◆ Request ◆
Gather all lines with "Time" from the records.
....................
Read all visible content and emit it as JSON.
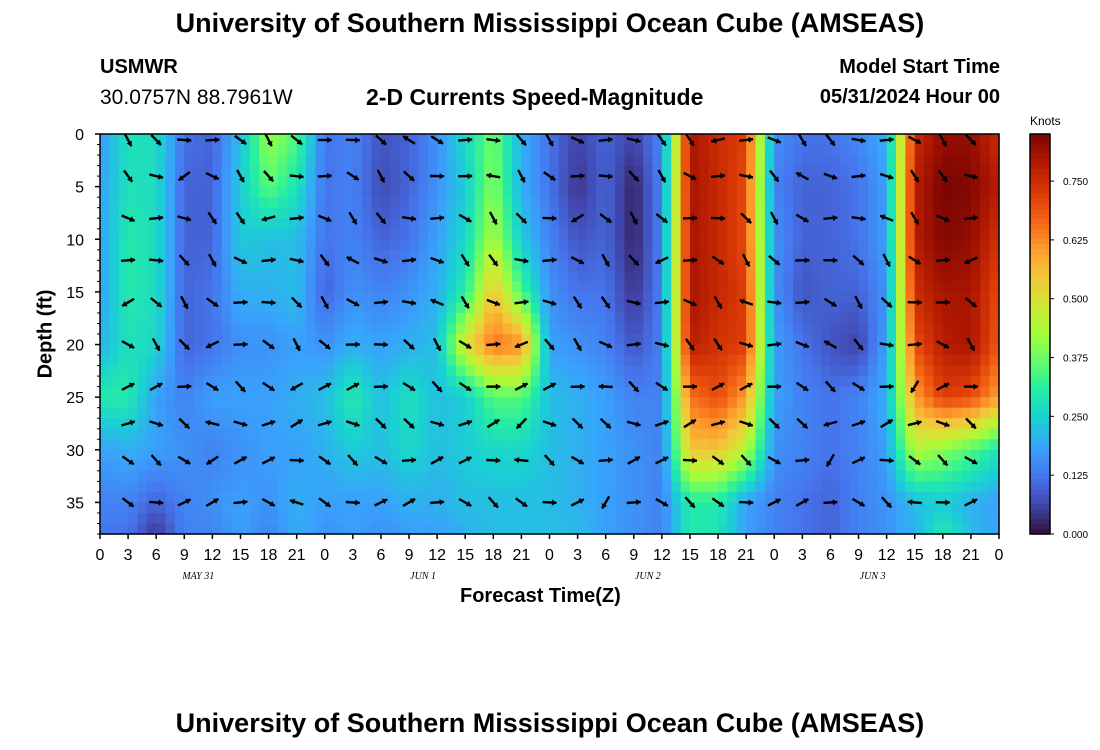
{
  "header": {
    "title": "University of Southern Mississippi Ocean Cube (AMSEAS)",
    "station": "USMWR",
    "coords": "30.0757N  88.7961W",
    "subtitle": "2-D Currents Speed-Magnitude",
    "model_start_label": "Model Start Time",
    "model_start_value": "05/31/2024 Hour 00"
  },
  "footer": {
    "title": "University of Southern Mississippi Ocean Cube (AMSEAS)"
  },
  "colorbar": {
    "units": "Knots",
    "ticks": [
      "0.000",
      "0.125",
      "0.250",
      "0.375",
      "0.500",
      "0.625",
      "0.750"
    ],
    "max": 0.85,
    "colors": [
      "#30123b",
      "#4145ab",
      "#4675ed",
      "#39a2fc",
      "#1bcfd4",
      "#24eca6",
      "#61fc6c",
      "#a4fc3b",
      "#d1e834",
      "#f3c63a",
      "#fe9b2d",
      "#f36315",
      "#d93806",
      "#b11901",
      "#7a0403"
    ]
  },
  "chart_data": {
    "type": "heatmap",
    "title": "2-D Currents Speed-Magnitude",
    "xlabel": "Forecast Time(Z)",
    "ylabel": "Depth (ft)",
    "value_units": "Knots",
    "x_range_hours": [
      0,
      96
    ],
    "y_range_ft": [
      0,
      38
    ],
    "x_tick_labels": [
      "0",
      "3",
      "6",
      "9",
      "12",
      "15",
      "18",
      "21",
      "0",
      "3",
      "6",
      "9",
      "12",
      "15",
      "18",
      "21",
      "0",
      "3",
      "6",
      "9",
      "12",
      "15",
      "18",
      "21",
      "0",
      "3",
      "6",
      "9",
      "12",
      "15",
      "18",
      "21",
      "0"
    ],
    "day_labels": [
      "MAY 31",
      "JUN 1",
      "JUN 2",
      "JUN 3"
    ],
    "y_ticks": [
      0,
      5,
      10,
      15,
      20,
      25,
      30,
      35
    ],
    "speed_grid": {
      "hours": [
        0,
        3,
        6,
        9,
        12,
        15,
        18,
        21,
        24,
        27,
        30,
        33,
        36,
        39,
        42,
        45,
        48,
        51,
        54,
        57,
        60,
        63,
        66,
        69,
        72,
        75,
        78,
        81,
        84,
        87,
        90,
        93,
        96
      ],
      "depths_ft": [
        0,
        5,
        10,
        15,
        20,
        25,
        30,
        35,
        38
      ],
      "rows": [
        [
          0.17,
          0.28,
          0.27,
          0.12,
          0.1,
          0.22,
          0.42,
          0.35,
          0.12,
          0.14,
          0.08,
          0.1,
          0.16,
          0.26,
          0.38,
          0.2,
          0.12,
          0.06,
          0.1,
          0.06,
          0.15,
          0.8,
          0.75,
          0.72,
          0.16,
          0.12,
          0.12,
          0.15,
          0.2,
          0.75,
          0.82,
          0.82,
          0.75
        ],
        [
          0.18,
          0.28,
          0.27,
          0.1,
          0.1,
          0.24,
          0.36,
          0.28,
          0.12,
          0.14,
          0.07,
          0.1,
          0.16,
          0.24,
          0.4,
          0.2,
          0.12,
          0.04,
          0.1,
          0.02,
          0.14,
          0.8,
          0.76,
          0.7,
          0.14,
          0.1,
          0.1,
          0.12,
          0.18,
          0.78,
          0.85,
          0.84,
          0.78
        ],
        [
          0.18,
          0.3,
          0.27,
          0.1,
          0.1,
          0.24,
          0.22,
          0.22,
          0.12,
          0.14,
          0.1,
          0.12,
          0.18,
          0.26,
          0.44,
          0.24,
          0.14,
          0.08,
          0.1,
          0.02,
          0.14,
          0.8,
          0.76,
          0.7,
          0.16,
          0.1,
          0.1,
          0.12,
          0.18,
          0.78,
          0.84,
          0.82,
          0.74
        ],
        [
          0.18,
          0.3,
          0.27,
          0.1,
          0.12,
          0.2,
          0.2,
          0.22,
          0.1,
          0.16,
          0.14,
          0.16,
          0.2,
          0.3,
          0.55,
          0.34,
          0.16,
          0.12,
          0.12,
          0.04,
          0.14,
          0.8,
          0.76,
          0.72,
          0.16,
          0.08,
          0.1,
          0.1,
          0.16,
          0.75,
          0.8,
          0.8,
          0.7
        ],
        [
          0.2,
          0.28,
          0.26,
          0.1,
          0.12,
          0.16,
          0.16,
          0.18,
          0.16,
          0.2,
          0.18,
          0.2,
          0.22,
          0.5,
          0.65,
          0.62,
          0.18,
          0.16,
          0.14,
          0.08,
          0.14,
          0.78,
          0.74,
          0.72,
          0.18,
          0.12,
          0.08,
          0.06,
          0.18,
          0.7,
          0.78,
          0.8,
          0.68
        ],
        [
          0.3,
          0.3,
          0.18,
          0.14,
          0.18,
          0.18,
          0.18,
          0.2,
          0.22,
          0.3,
          0.22,
          0.28,
          0.22,
          0.24,
          0.35,
          0.35,
          0.22,
          0.2,
          0.18,
          0.14,
          0.14,
          0.65,
          0.7,
          0.6,
          0.18,
          0.14,
          0.12,
          0.14,
          0.2,
          0.6,
          0.72,
          0.7,
          0.6
        ],
        [
          0.18,
          0.2,
          0.18,
          0.16,
          0.14,
          0.16,
          0.18,
          0.18,
          0.2,
          0.24,
          0.22,
          0.26,
          0.22,
          0.24,
          0.26,
          0.26,
          0.22,
          0.2,
          0.18,
          0.16,
          0.14,
          0.55,
          0.55,
          0.45,
          0.16,
          0.14,
          0.12,
          0.14,
          0.18,
          0.45,
          0.4,
          0.35,
          0.28
        ],
        [
          0.14,
          0.14,
          0.1,
          0.14,
          0.16,
          0.18,
          0.16,
          0.2,
          0.18,
          0.18,
          0.18,
          0.2,
          0.2,
          0.22,
          0.22,
          0.22,
          0.22,
          0.2,
          0.18,
          0.16,
          0.14,
          0.3,
          0.3,
          0.18,
          0.14,
          0.12,
          0.1,
          0.14,
          0.16,
          0.22,
          0.24,
          0.2,
          0.18
        ],
        [
          0.12,
          0.12,
          0.04,
          0.14,
          0.14,
          0.18,
          0.14,
          0.2,
          0.16,
          0.18,
          0.16,
          0.18,
          0.18,
          0.2,
          0.22,
          0.22,
          0.22,
          0.22,
          0.18,
          0.16,
          0.14,
          0.3,
          0.28,
          0.18,
          0.14,
          0.12,
          0.1,
          0.14,
          0.16,
          0.2,
          0.3,
          0.22,
          0.18
        ]
      ]
    }
  }
}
....................
◆ Final result ◆
    "model_start_label": "Model Start Time",
    "xlabel": "Forecast Time(Z)",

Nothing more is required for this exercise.